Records
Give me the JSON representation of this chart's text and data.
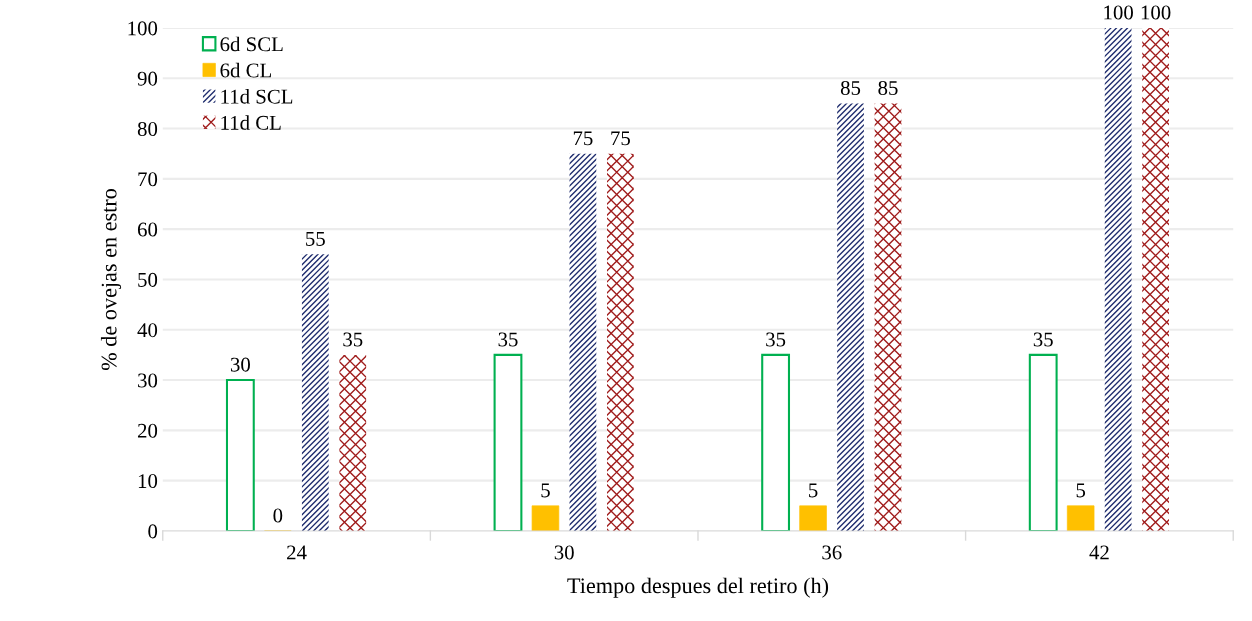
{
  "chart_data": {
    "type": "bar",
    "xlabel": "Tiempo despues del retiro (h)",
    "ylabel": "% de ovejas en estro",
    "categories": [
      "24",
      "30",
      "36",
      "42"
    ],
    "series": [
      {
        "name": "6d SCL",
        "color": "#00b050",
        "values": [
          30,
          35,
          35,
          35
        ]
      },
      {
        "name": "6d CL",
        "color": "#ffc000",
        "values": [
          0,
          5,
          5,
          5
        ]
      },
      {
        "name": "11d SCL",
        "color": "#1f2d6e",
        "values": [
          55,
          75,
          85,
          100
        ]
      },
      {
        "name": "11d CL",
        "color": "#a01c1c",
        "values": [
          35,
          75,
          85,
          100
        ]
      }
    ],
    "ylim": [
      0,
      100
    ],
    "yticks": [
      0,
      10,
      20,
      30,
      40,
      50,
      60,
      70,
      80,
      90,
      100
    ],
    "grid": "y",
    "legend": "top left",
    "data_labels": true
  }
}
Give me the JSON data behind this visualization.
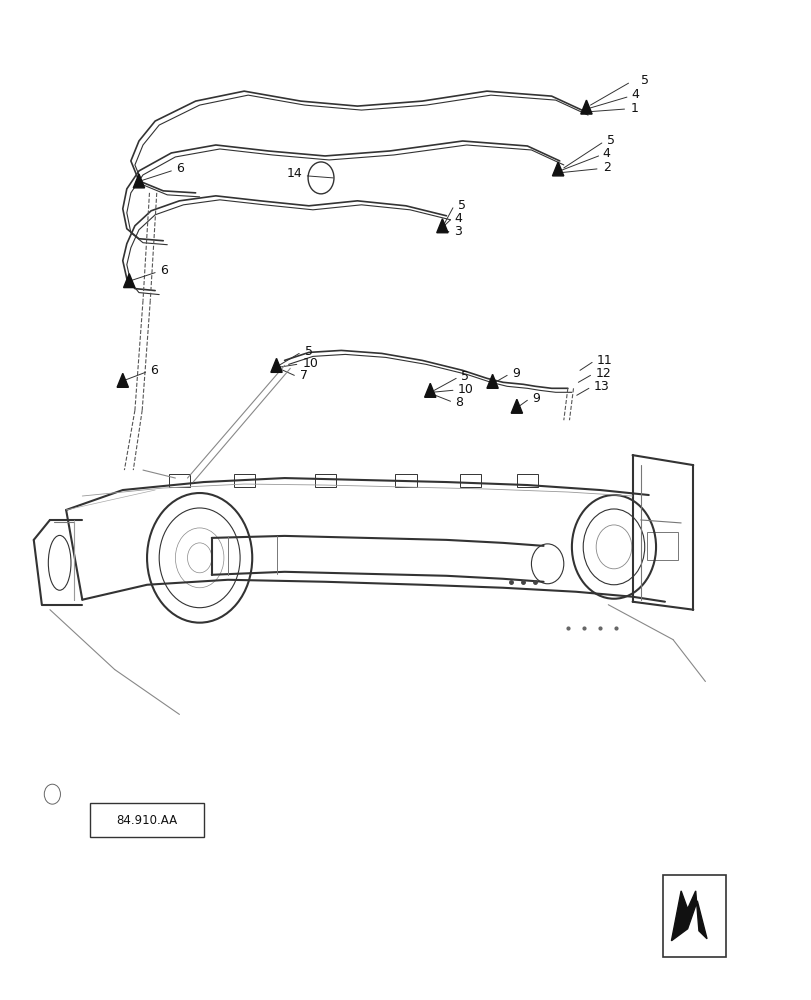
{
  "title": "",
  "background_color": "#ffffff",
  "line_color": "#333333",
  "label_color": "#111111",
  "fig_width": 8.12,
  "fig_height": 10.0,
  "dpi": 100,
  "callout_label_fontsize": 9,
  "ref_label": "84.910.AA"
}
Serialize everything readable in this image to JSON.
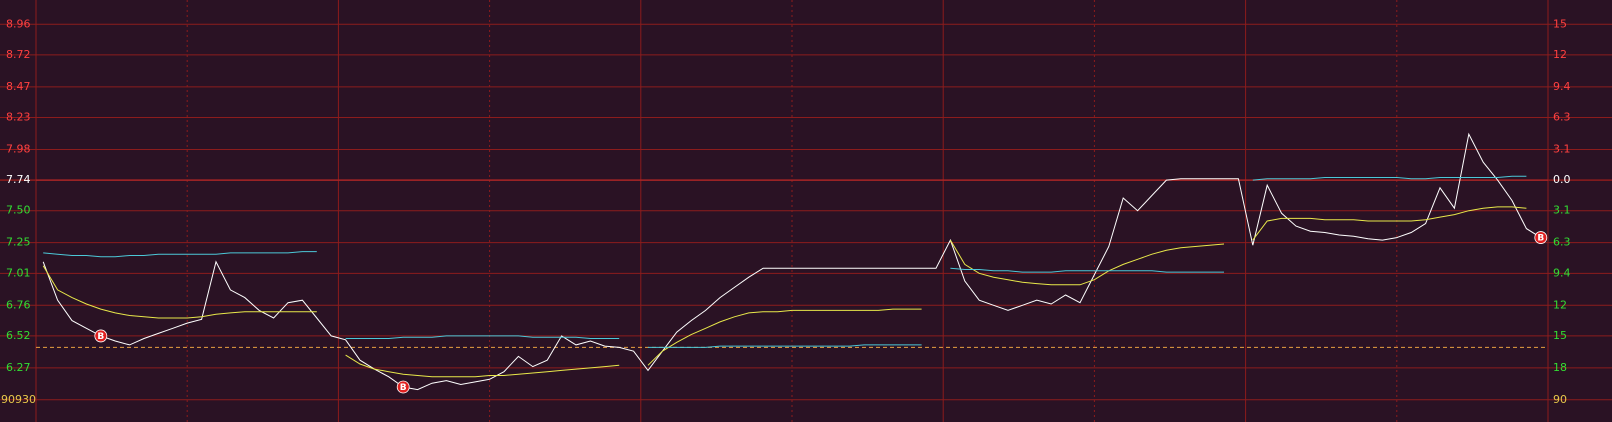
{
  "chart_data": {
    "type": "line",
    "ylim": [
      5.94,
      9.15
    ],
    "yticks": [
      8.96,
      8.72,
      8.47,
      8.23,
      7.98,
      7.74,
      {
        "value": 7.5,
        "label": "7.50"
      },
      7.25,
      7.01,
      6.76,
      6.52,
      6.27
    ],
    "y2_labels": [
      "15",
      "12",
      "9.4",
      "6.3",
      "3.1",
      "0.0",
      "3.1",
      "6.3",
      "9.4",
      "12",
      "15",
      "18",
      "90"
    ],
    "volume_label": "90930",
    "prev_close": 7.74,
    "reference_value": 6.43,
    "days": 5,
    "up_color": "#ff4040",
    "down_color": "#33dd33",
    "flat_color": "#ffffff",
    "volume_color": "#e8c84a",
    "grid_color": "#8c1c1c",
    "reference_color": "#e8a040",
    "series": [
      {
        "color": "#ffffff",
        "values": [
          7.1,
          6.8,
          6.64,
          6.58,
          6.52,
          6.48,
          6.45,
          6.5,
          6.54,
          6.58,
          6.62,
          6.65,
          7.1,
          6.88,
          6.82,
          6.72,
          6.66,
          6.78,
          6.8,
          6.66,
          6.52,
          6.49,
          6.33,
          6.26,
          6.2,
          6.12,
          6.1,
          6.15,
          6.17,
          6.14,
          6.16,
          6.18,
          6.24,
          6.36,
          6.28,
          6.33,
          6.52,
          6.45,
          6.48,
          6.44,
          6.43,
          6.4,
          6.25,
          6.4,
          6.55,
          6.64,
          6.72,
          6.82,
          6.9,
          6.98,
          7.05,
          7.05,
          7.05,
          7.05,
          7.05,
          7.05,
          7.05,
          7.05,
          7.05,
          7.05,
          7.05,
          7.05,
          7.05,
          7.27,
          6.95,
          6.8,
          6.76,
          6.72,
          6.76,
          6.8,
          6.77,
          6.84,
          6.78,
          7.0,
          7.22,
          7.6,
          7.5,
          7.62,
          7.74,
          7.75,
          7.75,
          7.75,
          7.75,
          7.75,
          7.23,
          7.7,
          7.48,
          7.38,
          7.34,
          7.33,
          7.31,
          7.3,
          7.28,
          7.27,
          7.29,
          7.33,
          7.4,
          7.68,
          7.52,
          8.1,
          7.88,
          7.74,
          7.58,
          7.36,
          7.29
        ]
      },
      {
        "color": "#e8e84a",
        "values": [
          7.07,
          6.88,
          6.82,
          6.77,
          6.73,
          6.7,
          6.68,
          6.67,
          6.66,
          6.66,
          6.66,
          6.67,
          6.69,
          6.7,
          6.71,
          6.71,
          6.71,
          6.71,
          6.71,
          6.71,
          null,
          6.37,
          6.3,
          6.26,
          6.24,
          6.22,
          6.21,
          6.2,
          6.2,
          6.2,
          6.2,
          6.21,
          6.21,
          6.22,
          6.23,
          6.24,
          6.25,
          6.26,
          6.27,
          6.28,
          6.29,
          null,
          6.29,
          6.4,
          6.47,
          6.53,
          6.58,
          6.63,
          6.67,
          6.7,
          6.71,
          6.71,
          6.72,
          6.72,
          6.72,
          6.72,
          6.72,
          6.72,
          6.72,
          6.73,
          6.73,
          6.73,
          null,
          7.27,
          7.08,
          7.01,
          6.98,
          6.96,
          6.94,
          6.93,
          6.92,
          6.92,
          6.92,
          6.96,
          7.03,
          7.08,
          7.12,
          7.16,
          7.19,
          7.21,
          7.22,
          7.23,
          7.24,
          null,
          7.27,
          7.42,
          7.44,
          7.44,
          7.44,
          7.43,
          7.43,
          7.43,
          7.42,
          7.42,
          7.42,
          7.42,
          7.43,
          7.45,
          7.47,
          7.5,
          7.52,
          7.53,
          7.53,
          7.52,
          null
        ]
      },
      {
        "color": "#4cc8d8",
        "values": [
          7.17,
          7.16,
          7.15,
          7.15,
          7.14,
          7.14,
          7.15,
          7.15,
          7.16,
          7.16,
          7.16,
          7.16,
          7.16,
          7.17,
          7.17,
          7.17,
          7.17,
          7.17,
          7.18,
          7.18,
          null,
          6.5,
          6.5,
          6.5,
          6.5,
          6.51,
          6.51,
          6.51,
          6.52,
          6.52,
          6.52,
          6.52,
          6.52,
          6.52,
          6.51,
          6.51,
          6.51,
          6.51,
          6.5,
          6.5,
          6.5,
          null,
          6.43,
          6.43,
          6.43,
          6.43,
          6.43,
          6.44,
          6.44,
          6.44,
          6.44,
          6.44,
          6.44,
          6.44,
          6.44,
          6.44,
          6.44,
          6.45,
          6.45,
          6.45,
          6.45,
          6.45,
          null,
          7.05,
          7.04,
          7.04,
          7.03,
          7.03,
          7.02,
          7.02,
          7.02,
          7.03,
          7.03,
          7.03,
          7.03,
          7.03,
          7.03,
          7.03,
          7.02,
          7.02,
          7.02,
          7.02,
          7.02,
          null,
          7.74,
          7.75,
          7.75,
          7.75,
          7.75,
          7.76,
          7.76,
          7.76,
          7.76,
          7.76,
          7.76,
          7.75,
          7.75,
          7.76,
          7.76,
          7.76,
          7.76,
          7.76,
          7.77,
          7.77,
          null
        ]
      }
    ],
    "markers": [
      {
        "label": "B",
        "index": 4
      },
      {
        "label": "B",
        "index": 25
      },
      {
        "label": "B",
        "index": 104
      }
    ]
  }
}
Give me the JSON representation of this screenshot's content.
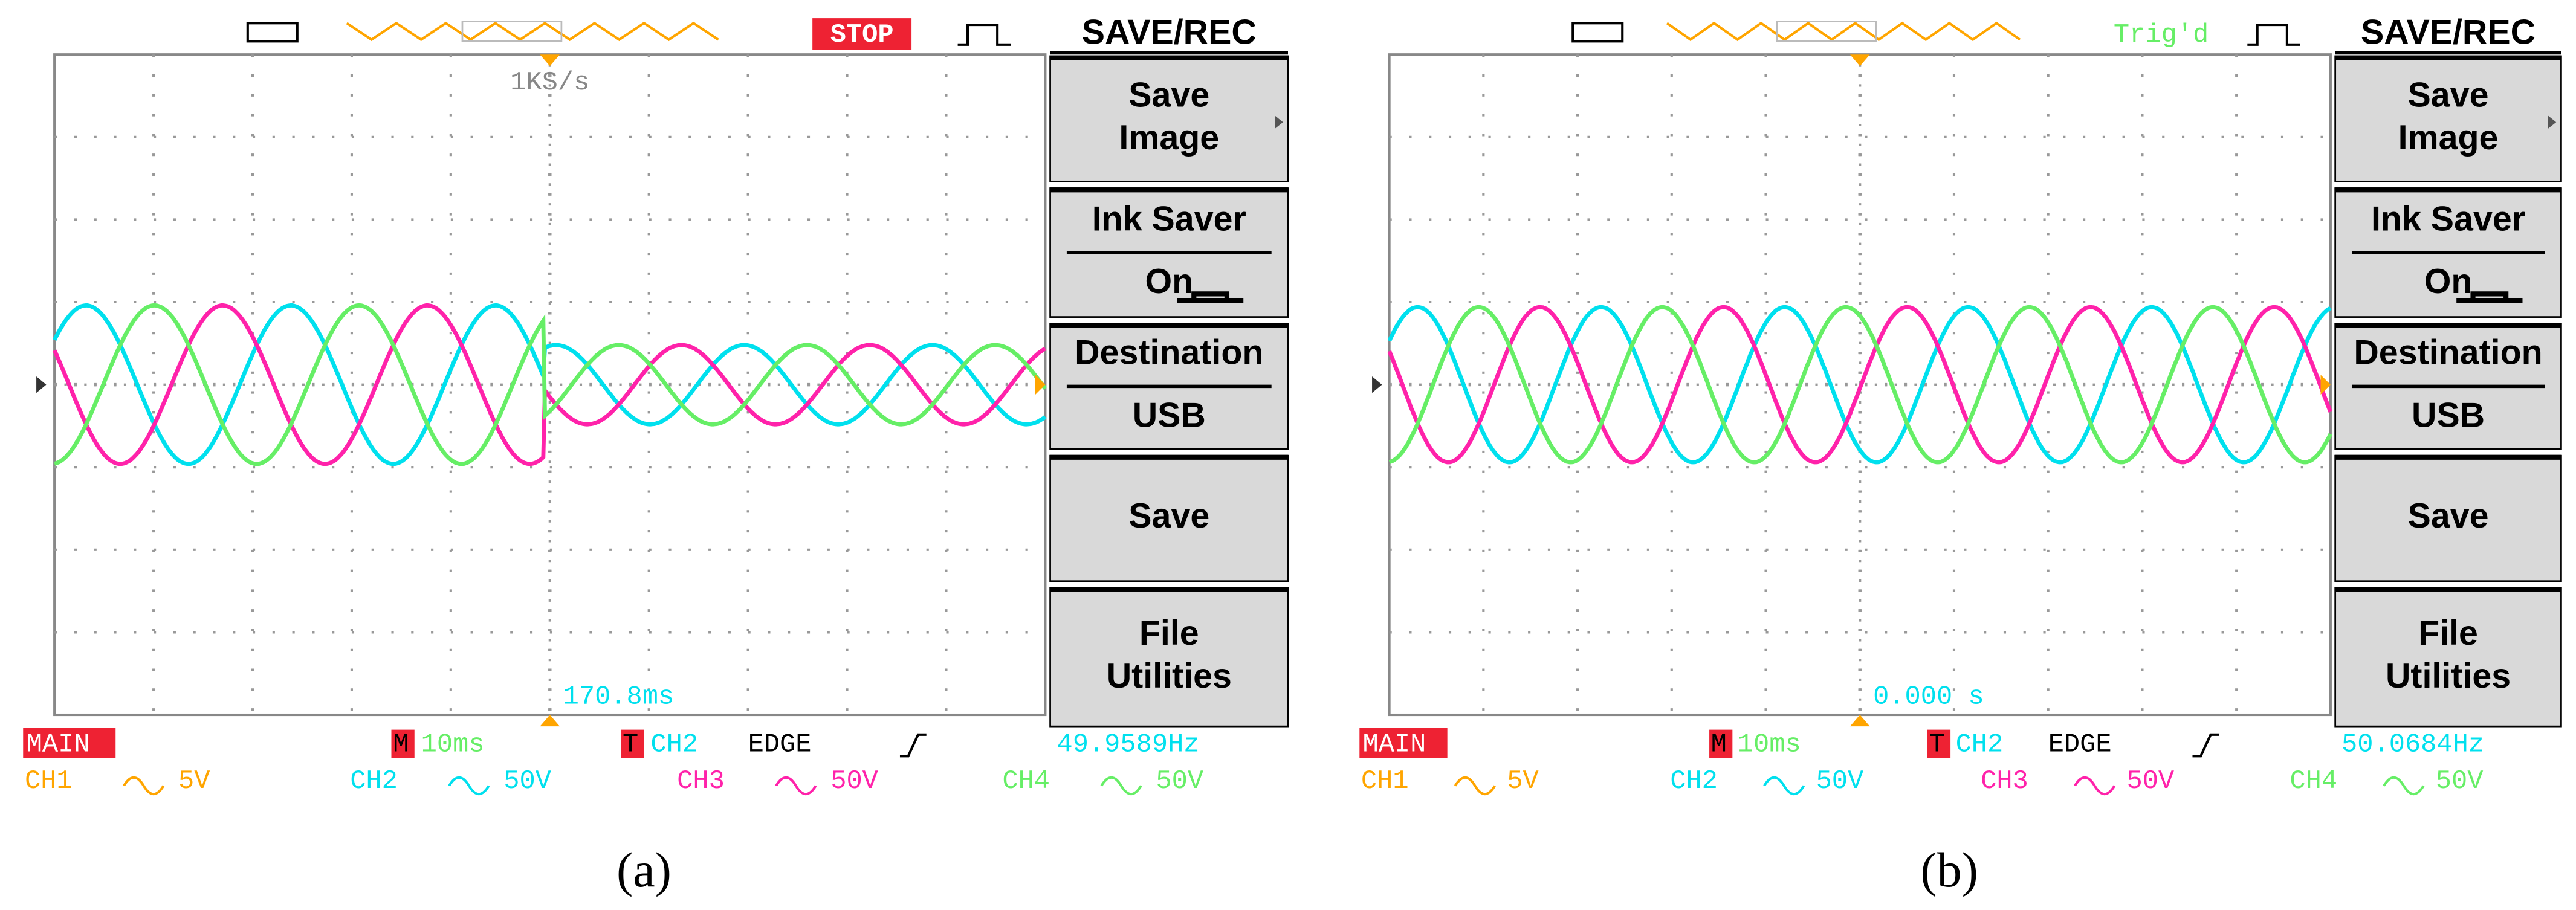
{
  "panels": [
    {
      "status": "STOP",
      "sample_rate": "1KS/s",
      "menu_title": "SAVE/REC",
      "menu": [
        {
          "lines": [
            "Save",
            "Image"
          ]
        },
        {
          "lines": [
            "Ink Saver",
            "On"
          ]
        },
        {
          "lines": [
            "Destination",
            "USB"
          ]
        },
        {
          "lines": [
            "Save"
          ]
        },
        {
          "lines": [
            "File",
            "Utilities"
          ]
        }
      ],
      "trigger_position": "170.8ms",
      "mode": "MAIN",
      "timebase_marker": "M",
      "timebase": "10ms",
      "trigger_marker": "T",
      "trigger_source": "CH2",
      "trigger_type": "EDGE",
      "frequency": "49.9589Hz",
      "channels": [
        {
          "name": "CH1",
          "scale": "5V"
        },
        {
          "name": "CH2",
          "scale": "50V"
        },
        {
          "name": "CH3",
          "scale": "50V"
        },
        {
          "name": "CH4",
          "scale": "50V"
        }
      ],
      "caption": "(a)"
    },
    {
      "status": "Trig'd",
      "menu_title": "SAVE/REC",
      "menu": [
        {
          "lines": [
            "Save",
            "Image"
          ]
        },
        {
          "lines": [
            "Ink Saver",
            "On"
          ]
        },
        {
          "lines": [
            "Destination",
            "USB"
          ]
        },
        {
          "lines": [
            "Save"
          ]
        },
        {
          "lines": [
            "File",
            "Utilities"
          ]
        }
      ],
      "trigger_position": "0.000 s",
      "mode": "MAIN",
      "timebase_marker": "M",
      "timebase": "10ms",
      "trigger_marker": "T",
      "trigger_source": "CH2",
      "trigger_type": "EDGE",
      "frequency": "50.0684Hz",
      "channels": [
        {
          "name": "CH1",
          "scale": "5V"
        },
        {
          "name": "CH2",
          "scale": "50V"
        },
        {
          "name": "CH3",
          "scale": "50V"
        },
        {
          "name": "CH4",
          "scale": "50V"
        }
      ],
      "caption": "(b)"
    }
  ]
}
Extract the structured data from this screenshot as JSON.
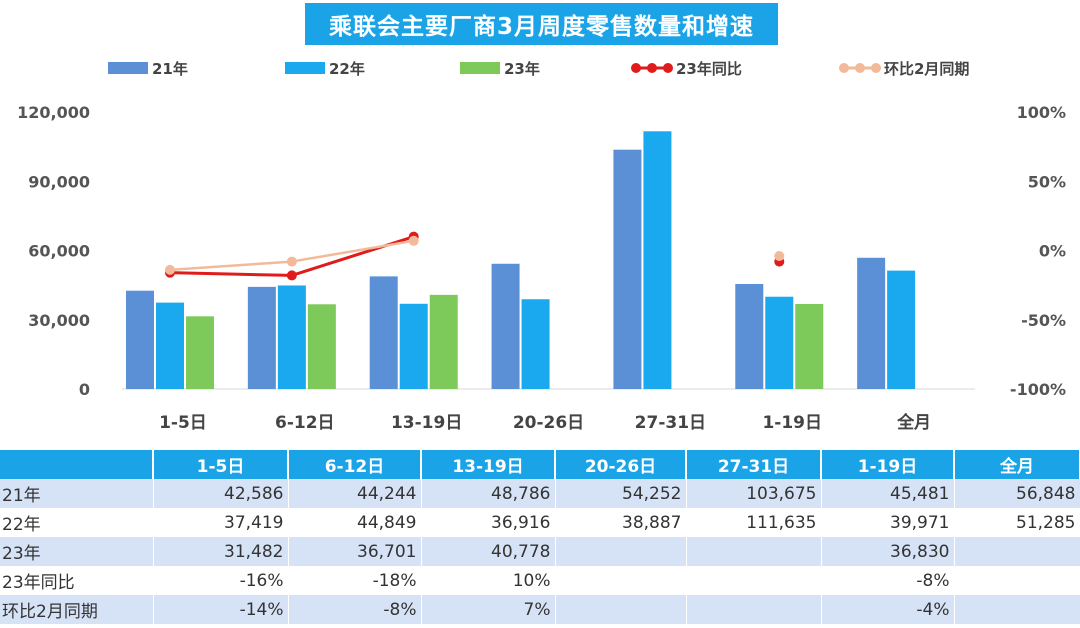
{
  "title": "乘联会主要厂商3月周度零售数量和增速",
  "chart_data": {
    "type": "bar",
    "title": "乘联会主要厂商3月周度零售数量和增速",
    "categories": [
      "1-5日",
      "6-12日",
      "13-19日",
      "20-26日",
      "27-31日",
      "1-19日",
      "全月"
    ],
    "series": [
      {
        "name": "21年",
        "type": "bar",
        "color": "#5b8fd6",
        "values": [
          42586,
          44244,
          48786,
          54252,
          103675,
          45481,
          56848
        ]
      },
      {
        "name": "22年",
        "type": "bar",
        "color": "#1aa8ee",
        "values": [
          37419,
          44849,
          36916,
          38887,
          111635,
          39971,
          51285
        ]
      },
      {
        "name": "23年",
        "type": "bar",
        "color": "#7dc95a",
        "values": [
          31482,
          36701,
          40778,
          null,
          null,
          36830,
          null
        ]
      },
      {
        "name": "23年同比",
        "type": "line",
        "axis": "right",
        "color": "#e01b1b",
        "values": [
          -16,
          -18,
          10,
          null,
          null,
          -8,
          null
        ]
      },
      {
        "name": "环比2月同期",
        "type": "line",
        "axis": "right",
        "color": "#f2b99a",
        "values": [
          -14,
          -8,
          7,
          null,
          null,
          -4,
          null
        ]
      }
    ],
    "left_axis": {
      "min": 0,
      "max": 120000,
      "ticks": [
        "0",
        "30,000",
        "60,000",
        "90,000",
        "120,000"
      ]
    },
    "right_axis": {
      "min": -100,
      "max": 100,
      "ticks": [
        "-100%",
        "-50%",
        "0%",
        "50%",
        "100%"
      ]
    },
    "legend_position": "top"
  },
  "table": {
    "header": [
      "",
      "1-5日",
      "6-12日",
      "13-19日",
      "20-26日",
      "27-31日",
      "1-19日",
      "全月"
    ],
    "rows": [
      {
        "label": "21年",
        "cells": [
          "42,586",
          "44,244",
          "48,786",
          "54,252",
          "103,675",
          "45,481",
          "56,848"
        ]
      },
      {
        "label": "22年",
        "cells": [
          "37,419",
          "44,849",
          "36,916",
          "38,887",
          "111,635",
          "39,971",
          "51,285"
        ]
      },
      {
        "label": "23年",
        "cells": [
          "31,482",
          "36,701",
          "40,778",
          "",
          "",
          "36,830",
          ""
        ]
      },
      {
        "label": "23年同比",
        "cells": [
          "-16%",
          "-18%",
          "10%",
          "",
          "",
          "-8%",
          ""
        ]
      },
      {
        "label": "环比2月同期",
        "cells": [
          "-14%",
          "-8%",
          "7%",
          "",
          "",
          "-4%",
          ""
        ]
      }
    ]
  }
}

WHAT YOU ARE ASKED TO DO -> Scan the listing above. Gather each line that contains the word "Give".

TASK RESPONSE ->
Give me the JSON representation of this chart's text and data.
Give me the JSON data behind this visualization.
Give me the JSON representation of this screenshot's content.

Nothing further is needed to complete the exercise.